> **PROBLEM**
Using the records below, locate all lines containing "median" and return them.
**** GIVEN RECORDS ****
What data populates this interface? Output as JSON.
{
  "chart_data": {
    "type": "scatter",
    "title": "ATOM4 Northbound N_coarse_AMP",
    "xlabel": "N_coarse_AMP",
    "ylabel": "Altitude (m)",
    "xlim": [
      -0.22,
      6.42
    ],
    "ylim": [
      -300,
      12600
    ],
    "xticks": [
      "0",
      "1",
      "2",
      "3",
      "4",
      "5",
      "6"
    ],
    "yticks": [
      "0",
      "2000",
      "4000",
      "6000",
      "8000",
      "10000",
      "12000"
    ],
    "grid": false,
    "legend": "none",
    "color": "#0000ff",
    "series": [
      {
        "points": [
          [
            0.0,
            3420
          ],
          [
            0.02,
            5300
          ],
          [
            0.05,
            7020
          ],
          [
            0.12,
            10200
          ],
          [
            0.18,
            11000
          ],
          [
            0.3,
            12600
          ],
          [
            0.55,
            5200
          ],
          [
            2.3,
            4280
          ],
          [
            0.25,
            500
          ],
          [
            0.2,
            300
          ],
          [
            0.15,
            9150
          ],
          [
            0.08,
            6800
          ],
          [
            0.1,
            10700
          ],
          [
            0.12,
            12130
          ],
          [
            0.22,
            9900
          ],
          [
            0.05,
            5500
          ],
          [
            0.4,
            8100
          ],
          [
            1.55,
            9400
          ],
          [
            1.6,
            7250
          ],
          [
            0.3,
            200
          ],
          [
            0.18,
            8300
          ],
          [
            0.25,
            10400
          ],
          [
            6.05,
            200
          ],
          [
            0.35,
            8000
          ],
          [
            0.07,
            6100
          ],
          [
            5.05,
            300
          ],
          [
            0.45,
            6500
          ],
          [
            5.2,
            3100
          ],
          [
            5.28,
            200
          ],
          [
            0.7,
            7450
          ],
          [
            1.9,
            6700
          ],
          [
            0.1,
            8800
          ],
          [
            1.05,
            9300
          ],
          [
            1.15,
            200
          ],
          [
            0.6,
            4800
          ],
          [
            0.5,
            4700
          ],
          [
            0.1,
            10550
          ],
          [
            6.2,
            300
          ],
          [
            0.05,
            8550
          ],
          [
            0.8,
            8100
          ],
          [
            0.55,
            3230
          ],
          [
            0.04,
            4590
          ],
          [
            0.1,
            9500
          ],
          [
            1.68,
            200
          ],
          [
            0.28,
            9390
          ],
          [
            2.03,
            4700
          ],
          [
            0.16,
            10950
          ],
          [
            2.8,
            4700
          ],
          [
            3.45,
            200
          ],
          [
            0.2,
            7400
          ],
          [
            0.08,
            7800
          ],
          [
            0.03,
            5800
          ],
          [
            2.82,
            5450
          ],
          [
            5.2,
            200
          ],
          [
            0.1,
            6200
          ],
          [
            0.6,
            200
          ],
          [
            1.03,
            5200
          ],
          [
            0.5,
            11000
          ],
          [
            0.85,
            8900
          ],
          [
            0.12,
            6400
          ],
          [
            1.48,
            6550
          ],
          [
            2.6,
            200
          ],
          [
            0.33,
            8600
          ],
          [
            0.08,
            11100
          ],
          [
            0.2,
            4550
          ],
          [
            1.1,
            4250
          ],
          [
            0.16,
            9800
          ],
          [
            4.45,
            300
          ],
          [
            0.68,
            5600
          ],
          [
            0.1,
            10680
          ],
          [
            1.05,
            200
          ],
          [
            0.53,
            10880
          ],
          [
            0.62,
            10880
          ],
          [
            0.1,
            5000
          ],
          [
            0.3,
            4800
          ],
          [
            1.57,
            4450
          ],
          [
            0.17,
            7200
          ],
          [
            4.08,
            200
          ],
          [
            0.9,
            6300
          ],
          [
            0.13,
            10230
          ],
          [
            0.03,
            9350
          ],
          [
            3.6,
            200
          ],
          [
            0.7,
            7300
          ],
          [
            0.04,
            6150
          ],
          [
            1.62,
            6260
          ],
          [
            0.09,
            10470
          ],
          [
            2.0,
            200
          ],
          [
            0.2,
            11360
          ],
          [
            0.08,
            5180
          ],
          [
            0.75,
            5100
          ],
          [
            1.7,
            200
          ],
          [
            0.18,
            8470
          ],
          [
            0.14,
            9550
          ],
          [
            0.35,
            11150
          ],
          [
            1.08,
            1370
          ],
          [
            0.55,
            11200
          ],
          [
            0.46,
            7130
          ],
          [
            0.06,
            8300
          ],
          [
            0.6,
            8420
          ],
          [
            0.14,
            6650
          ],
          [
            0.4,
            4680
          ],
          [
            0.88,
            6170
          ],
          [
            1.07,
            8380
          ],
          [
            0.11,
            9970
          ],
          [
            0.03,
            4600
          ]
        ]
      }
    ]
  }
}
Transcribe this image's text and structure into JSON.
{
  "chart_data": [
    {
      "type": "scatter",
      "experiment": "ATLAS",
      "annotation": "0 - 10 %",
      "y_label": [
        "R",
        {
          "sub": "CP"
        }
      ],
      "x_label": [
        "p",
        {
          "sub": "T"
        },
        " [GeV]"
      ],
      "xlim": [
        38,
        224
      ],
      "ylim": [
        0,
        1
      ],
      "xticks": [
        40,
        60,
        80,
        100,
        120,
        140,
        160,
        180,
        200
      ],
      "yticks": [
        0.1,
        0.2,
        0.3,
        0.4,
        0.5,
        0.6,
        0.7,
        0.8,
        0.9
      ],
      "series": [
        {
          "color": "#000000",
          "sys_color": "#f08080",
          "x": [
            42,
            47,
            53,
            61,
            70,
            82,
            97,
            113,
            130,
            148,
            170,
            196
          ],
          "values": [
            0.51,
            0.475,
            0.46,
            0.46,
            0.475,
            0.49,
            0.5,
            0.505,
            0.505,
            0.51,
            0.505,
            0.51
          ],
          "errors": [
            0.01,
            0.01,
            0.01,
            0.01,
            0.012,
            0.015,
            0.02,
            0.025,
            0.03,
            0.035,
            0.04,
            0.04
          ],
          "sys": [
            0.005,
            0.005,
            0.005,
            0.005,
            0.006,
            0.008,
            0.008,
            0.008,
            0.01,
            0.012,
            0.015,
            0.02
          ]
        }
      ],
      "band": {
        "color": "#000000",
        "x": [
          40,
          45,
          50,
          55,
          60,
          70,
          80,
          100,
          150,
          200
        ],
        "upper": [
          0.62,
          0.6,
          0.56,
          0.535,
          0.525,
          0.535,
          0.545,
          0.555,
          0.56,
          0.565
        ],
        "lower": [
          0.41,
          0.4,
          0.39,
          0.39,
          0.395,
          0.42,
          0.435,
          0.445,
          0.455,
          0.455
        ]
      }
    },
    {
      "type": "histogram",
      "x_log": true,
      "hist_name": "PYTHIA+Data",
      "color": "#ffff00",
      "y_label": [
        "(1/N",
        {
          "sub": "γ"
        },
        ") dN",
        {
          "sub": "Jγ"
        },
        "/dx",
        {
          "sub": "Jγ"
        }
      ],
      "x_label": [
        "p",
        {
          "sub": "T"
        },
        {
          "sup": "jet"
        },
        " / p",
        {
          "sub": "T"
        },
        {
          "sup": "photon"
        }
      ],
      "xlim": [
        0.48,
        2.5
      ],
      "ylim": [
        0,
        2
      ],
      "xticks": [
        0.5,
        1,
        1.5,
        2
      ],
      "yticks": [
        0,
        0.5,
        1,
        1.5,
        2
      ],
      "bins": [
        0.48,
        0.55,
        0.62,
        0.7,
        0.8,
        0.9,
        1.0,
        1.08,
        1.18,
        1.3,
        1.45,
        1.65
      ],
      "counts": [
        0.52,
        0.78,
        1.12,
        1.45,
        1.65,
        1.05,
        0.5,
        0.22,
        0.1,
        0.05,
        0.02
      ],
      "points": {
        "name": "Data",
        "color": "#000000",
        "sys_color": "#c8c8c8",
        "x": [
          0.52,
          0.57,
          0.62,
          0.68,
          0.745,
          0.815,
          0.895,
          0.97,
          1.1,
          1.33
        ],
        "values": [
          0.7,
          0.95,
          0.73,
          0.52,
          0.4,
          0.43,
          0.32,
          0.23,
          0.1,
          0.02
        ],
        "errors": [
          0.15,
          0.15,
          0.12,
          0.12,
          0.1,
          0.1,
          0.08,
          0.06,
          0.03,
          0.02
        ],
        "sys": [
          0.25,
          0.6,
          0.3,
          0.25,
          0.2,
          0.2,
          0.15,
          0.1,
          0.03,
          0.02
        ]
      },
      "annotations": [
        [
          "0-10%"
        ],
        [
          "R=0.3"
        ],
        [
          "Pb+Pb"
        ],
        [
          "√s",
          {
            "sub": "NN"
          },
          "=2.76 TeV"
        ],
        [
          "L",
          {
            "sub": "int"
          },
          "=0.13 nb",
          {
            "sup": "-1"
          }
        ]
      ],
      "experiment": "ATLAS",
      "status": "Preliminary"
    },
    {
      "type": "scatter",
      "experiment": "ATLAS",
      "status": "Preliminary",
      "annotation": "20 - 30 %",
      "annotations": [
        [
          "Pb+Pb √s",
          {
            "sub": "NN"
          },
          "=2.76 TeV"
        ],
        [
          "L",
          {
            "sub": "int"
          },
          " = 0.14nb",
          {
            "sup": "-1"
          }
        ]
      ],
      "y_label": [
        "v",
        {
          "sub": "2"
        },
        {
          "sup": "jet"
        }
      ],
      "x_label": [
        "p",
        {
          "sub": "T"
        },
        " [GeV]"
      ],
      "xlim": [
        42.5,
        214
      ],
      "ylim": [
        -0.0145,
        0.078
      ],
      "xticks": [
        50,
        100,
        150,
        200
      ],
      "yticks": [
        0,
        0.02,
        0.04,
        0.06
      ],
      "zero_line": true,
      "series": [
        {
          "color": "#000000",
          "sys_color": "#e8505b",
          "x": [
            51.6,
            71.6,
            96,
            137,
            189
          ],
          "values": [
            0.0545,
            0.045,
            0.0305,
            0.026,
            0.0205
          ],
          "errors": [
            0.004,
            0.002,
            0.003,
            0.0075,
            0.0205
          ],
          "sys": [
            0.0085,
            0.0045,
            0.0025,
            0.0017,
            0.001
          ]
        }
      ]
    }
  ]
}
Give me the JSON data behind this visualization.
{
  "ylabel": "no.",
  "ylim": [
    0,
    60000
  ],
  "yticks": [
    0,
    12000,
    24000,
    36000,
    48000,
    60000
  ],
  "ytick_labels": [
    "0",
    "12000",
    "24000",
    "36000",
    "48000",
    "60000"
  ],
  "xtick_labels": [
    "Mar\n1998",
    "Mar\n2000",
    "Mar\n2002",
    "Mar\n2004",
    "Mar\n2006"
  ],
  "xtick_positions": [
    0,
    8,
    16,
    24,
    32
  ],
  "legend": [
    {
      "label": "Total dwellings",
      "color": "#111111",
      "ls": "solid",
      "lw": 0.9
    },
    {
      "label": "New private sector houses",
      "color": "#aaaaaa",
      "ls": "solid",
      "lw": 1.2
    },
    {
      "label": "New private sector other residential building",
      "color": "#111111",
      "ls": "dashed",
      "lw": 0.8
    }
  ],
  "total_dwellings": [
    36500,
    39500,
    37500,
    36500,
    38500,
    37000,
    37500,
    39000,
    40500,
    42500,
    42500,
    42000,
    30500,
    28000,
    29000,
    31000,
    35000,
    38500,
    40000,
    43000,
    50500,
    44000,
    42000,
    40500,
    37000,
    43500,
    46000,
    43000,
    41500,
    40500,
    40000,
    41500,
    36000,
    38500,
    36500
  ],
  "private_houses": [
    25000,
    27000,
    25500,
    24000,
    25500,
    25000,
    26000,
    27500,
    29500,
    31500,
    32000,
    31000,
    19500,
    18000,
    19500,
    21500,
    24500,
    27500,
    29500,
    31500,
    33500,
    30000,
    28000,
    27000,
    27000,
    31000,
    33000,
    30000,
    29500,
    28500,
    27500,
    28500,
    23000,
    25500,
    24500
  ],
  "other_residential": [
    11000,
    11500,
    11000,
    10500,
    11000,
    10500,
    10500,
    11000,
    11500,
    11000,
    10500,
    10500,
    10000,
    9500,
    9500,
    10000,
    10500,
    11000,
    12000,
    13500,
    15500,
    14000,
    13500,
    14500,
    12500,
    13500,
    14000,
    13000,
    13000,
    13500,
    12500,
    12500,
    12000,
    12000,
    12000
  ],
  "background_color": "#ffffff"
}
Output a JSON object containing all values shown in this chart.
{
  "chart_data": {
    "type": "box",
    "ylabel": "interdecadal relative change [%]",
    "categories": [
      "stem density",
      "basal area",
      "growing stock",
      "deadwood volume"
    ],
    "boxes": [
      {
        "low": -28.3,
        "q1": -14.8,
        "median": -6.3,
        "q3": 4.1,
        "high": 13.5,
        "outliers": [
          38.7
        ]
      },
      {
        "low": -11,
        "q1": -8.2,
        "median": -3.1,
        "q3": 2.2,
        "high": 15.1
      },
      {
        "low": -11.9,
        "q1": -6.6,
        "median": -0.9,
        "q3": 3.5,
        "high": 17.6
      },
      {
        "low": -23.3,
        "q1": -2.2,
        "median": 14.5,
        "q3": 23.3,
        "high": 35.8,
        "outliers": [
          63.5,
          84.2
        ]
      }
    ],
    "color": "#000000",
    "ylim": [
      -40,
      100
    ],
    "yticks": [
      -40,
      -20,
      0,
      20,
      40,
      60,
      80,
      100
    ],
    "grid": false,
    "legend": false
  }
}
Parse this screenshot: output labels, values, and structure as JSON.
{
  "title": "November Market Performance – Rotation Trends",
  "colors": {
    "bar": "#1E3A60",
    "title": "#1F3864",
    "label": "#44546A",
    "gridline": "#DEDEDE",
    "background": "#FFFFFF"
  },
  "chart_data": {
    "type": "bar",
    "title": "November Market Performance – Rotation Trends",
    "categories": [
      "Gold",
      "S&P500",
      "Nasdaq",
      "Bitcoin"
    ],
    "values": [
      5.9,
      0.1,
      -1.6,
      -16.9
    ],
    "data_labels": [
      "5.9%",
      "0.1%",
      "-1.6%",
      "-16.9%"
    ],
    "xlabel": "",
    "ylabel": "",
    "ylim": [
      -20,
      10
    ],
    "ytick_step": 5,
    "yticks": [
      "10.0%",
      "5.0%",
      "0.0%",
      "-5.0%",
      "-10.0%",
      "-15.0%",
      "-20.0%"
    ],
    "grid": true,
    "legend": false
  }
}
****
> **EXERCISE RESULT**
        "median": -6.3,
        "median": -3.1,
        "median": -0.9,
        "median": 14.5,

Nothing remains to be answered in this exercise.